**DO THIS:**
Transcribe every line, keeping it exact.

======== SUPPLIED MATERIAL ========

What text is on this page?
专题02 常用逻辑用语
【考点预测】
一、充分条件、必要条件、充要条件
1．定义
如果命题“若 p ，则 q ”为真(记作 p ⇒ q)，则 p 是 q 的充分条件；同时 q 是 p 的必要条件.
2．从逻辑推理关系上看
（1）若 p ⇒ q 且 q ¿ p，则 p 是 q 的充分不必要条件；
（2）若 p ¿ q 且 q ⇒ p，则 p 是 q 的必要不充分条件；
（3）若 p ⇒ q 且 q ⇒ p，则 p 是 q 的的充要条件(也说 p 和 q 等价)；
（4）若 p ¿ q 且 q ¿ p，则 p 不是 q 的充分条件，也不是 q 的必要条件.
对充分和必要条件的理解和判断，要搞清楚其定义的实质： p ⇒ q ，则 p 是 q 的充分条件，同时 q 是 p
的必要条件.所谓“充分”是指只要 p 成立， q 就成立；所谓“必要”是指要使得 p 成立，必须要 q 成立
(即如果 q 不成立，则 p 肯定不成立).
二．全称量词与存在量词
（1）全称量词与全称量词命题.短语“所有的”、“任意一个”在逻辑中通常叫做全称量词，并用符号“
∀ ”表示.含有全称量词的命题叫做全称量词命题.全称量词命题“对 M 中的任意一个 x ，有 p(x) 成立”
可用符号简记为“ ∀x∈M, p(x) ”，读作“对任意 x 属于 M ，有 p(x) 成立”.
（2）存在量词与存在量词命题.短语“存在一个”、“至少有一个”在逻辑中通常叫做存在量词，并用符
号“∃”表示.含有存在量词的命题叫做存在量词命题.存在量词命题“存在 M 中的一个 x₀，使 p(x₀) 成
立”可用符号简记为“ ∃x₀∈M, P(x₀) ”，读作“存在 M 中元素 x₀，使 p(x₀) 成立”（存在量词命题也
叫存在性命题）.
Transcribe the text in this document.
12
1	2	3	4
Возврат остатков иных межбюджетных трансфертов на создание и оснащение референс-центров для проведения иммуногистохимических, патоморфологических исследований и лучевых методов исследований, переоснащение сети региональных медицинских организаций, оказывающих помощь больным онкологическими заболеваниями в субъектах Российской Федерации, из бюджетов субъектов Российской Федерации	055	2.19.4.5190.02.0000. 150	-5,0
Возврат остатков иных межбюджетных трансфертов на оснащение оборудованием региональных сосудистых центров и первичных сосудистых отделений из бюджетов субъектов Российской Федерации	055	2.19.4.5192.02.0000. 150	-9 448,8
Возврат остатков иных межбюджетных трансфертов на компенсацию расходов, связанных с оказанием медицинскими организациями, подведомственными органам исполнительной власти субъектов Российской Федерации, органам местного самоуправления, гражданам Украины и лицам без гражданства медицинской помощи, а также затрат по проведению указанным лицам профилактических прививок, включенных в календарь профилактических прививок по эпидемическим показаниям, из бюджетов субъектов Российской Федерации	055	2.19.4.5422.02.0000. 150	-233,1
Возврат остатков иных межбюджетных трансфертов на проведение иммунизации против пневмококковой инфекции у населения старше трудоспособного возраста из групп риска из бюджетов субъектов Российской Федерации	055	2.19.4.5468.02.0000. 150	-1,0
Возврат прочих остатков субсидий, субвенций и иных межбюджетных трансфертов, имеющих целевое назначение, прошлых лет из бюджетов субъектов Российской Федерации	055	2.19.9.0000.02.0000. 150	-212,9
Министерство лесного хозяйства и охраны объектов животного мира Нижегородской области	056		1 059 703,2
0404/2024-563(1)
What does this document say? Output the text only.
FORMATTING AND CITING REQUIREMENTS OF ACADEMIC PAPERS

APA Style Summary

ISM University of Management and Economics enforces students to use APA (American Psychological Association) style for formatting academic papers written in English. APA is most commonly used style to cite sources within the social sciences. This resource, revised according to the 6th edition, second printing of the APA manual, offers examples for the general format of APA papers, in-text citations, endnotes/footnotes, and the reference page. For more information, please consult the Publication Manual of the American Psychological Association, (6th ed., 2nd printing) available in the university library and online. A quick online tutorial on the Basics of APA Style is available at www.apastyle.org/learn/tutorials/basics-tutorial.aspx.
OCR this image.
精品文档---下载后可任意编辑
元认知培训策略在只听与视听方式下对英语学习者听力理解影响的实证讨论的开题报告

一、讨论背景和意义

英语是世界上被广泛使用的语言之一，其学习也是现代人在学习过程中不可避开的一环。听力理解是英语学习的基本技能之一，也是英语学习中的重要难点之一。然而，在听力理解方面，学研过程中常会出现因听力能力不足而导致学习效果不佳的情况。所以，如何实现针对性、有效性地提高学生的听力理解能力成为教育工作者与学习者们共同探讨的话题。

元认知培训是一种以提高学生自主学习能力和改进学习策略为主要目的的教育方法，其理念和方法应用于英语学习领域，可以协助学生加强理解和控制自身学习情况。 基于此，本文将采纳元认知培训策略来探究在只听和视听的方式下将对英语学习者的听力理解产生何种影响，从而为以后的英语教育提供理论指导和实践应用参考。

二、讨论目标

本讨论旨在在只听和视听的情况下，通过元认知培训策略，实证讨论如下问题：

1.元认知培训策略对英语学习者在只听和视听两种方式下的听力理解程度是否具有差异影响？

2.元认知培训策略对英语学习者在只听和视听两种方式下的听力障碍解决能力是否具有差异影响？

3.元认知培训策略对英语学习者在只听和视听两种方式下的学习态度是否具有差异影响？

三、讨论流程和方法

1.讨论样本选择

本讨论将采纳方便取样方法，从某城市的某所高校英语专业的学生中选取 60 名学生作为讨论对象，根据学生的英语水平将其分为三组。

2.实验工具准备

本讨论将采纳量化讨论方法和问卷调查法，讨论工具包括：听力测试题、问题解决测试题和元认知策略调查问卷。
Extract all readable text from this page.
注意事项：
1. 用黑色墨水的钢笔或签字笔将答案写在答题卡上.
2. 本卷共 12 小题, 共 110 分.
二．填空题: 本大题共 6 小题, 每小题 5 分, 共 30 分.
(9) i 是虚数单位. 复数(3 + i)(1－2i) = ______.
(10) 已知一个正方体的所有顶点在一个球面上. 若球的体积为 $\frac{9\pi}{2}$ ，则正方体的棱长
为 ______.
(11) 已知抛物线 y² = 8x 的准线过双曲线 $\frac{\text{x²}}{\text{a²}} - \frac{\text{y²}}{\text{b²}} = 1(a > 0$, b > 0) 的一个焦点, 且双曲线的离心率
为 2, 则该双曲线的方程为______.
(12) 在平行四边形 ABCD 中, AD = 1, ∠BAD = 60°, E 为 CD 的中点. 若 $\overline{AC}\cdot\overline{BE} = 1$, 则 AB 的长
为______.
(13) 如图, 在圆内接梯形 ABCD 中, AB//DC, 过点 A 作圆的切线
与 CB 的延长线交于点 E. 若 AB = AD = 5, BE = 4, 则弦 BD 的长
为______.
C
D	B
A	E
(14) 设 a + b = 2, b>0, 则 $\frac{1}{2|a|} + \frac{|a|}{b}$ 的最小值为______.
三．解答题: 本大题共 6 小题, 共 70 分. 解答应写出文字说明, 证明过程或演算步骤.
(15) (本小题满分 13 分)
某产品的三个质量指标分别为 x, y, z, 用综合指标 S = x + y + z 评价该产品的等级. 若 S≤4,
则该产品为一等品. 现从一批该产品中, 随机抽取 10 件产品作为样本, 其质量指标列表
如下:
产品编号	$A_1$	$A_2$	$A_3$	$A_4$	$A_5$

========

**RESULT OF THE TASK:**
What text is on this page?
专题02 常用逻辑用语
【考点预测】
一、充分条件、必要条件、充要条件
1．定义
如果命题“若 p ，则 q ”为真(记作 p ⇒ q)，则 p 是 q 的充分条件；同时 q 是 p 的必要条件.
2．从逻辑推理关系上看
（1）若 p ⇒ q 且 q ¿ p，则 p 是 q 的充分不必要条件；
（2）若 p ¿ q 且 q ⇒ p，则 p 是 q 的必要不充分条件；
（3）若 p ⇒ q 且 q ⇒ p，则 p 是 q 的的充要条件(也说 p 和 q 等价)；
（4）若 p ¿ q 且 q ¿ p，则 p 不是 q 的充分条件，也不是 q 的必要条件.
对充分和必要条件的理解和判断，要搞清楚其定义的实质： p ⇒ q ，则 p 是 q 的充分条件，同时 q 是 p
的必要条件.所谓“充分”是指只要 p 成立， q 就成立；所谓“必要”是指要使得 p 成立，必须要 q 成立
(即如果 q 不成立，则 p 肯定不成立).
二．全称量词与存在量词
（1）全称量词与全称量词命题.短语“所有的”、“任意一个”在逻辑中通常叫做全称量词，并用符号“
∀ ”表示.含有全称量词的命题叫做全称量词命题.全称量词命题“对 M 中的任意一个 x ，有 p(x) 成立”
可用符号简记为“ ∀x∈M, p(x) ”，读作“对任意 x 属于 M ，有 p(x) 成立”.
（2）存在量词与存在量词命题.短语“存在一个”、“至少有一个”在逻辑中通常叫做存在量词，并用符
号“∃”表示.含有存在量词的命题叫做存在量词命题.存在量词命题“存在 M 中的一个 x₀，使 p(x₀) 成
立”可用符号简记为“ ∃x₀∈M, P(x₀) ”，读作“存在 M 中元素 x₀，使 p(x₀) 成立”（存在量词命题也
叫存在性命题）.
Transcribe the text in this document.
12
1	2	3	4
Возврат остатков иных межбюджетных трансфертов на создание и оснащение референс-центров для проведения иммуногистохимических, патоморфологических исследований и лучевых методов исследований, переоснащение сети региональных медицинских организаций, оказывающих помощь больным онкологическими заболеваниями в субъектах Российской Федерации, из бюджетов субъектов Российской Федерации	055	2.19.4.5190.02.0000. 150	-5,0
Возврат остатков иных межбюджетных трансфертов на оснащение оборудованием региональных сосудистых центров и первичных сосудистых отделений из бюджетов субъектов Российской Федерации	055	2.19.4.5192.02.0000. 150	-9 448,8
Возврат остатков иных межбюджетных трансфертов на компенсацию расходов, связанных с оказанием медицинскими организациями, подведомственными органам исполнительной власти субъектов Российской Федерации, органам местного самоуправления, гражданам Украины и лицам без гражданства медицинской помощи, а также затрат по проведению указанным лицам профилактических прививок, включенных в календарь профилактических прививок по эпидемическим показаниям, из бюджетов субъектов Российской Федерации	055	2.19.4.5422.02.0000. 150	-233,1
Возврат остатков иных межбюджетных трансфертов на проведение иммунизации против пневмококковой инфекции у населения старше трудоспособного возраста из групп риска из бюджетов субъектов Российской Федерации	055	2.19.4.5468.02.0000. 150	-1,0
Возврат прочих остатков субсидий, субвенций и иных межбюджетных трансфертов, имеющих целевое назначение, прошлых лет из бюджетов субъектов Российской Федерации	055	2.19.9.0000.02.0000. 150	-212,9
Министерство лесного хозяйства и охраны объектов животного мира Нижегородской области	056		1 059 703,2
0404/2024-563(1)
What does this document say? Output the text only.
FORMATTING AND CITING REQUIREMENTS OF ACADEMIC PAPERS

APA Style Summary

ISM University of Management and Economics enforces students to use APA (American Psychological Association) style for formatting academic papers written in English. APA is most commonly used style to cite sources within the social sciences. This resource, revised according to the 6th edition, second printing of the APA manual, offers examples for the general format of APA papers, in-text citations, endnotes/footnotes, and the reference page. For more information, please consult the Publication Manual of the American Psychological Association, (6th ed., 2nd printing) available in the university library and online. A quick online tutorial on the Basics of APA Style is available at www.apastyle.org/learn/tutorials/basics-tutorial.aspx.
OCR this image.
精品文档---下载后可任意编辑
元认知培训策略在只听与视听方式下对英语学习者听力理解影响的实证讨论的开题报告

一、讨论背景和意义

英语是世界上被广泛使用的语言之一，其学习也是现代人在学习过程中不可避开的一环。听力理解是英语学习的基本技能之一，也是英语学习中的重要难点之一。然而，在听力理解方面，学研过程中常会出现因听力能力不足而导致学习效果不佳的情况。所以，如何实现针对性、有效性地提高学生的听力理解能力成为教育工作者与学习者们共同探讨的话题。

元认知培训是一种以提高学生自主学习能力和改进学习策略为主要目的的教育方法，其理念和方法应用于英语学习领域，可以协助学生加强理解和控制自身学习情况。 基于此，本文将采纳元认知培训策略来探究在只听和视听的方式下将对英语学习者的听力理解产生何种影响，从而为以后的英语教育提供理论指导和实践应用参考。

二、讨论目标

本讨论旨在在只听和视听的情况下，通过元认知培训策略，实证讨论如下问题：

1.元认知培训策略对英语学习者在只听和视听两种方式下的听力理解程度是否具有差异影响？

2.元认知培训策略对英语学习者在只听和视听两种方式下的听力障碍解决能力是否具有差异影响？

3.元认知培训策略对英语学习者在只听和视听两种方式下的学习态度是否具有差异影响？

三、讨论流程和方法

1.讨论样本选择

本讨论将采纳方便取样方法，从某城市的某所高校英语专业的学生中选取 60 名学生作为讨论对象，根据学生的英语水平将其分为三组。

2.实验工具准备

本讨论将采纳量化讨论方法和问卷调查法，讨论工具包括：听力测试题、问题解决测试题和元认知策略调查问卷。
Extract all readable text from this page.
注意事项：
1. 用黑色墨水的钢笔或签字笔将答案写在答题卡上.
2. 本卷共 12 小题, 共 110 分.
二．填空题: 本大题共 6 小题, 每小题 5 分, 共 30 分.
(9) i 是虚数单位. 复数(3 + i)(1－2i) = ______.
(10) 已知一个正方体的所有顶点在一个球面上. 若球的体积为 $\frac{9\pi}{2}$ ，则正方体的棱长
为 ______.
(11) 已知抛物线 y² = 8x 的准线过双曲线 $\frac{\text{x²}}{\text{a²}} - \frac{\text{y²}}{\text{b²}} = 1(a > 0$, b > 0) 的一个焦点, 且双曲线的离心率
为 2, 则该双曲线的方程为______.
(12) 在平行四边形 ABCD 中, AD = 1, ∠BAD = 60°, E 为 CD 的中点. 若 $\overline{AC}\cdot\overline{BE} = 1$, 则 AB 的长
为______.
(13) 如图, 在圆内接梯形 ABCD 中, AB//DC, 过点 A 作圆的切线
与 CB 的延长线交于点 E. 若 AB = AD = 5, BE = 4, 则弦 BD 的长
为______.
C
D	B
A	E
(14) 设 a + b = 2, b>0, 则 $\frac{1}{2|a|} + \frac{|a|}{b}$ 的最小值为______.
三．解答题: 本大题共 6 小题, 共 70 分. 解答应写出文字说明, 证明过程或演算步骤.
(15) (本小题满分 13 分)
某产品的三个质量指标分别为 x, y, z, 用综合指标 S = x + y + z 评价该产品的等级. 若 S≤4,
则该产品为一等品. 现从一批该产品中, 随机抽取 10 件产品作为样本, 其质量指标列表
如下:
产品编号	$A_1$	$A_2$	$A_3$	$A_4$	$A_5$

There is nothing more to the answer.